----- RECORDS FOR THIS TASK -----

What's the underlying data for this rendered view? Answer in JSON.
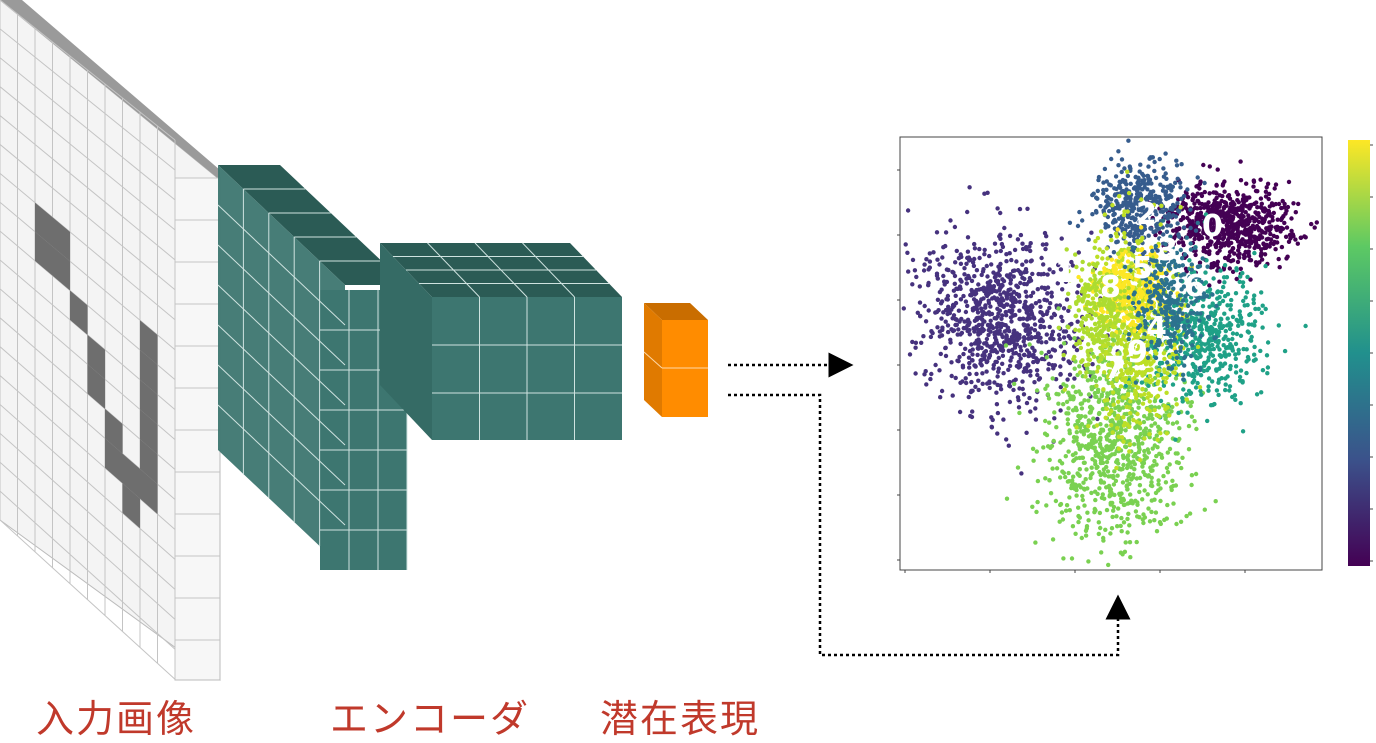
{
  "labels": {
    "input_image": "入力画像",
    "encoder": "エンコーダ",
    "latent": "潜在表現"
  },
  "scatter": {
    "cluster_labels": [
      "0",
      "1",
      "2",
      "3",
      "4",
      "5",
      "6",
      "7",
      "8",
      "9"
    ],
    "colormap": "viridis",
    "colorbar": true
  },
  "colors": {
    "label": "#c0392b",
    "encoder_block": "#3d7670",
    "encoder_top": "#2b5b55",
    "latent": "#ff8c00",
    "input_dark": "#6e6e6e",
    "input_light": "#f2f2f2"
  }
}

-----

Write out every line above exactly as it is, leaving out the pictures.

What's the underlying data for this rendered view? Answer in JSON.
{
  "labels": {
    "input_image": "入力画像",
    "encoder": "エンコーダ",
    "latent": "潜在表現"
  },
  "scatter": {
    "cluster_labels": [
      "0",
      "1",
      "2",
      "3",
      "4",
      "5",
      "6",
      "7",
      "8",
      "9"
    ],
    "colormap": "viridis",
    "colorbar": true
  },
  "colors": {
    "label": "#c0392b",
    "encoder_block": "#3d7670",
    "encoder_top": "#2b5b55",
    "latent": "#ff8c00",
    "input_dark": "#6e6e6e",
    "input_light": "#f2f2f2"
  }
}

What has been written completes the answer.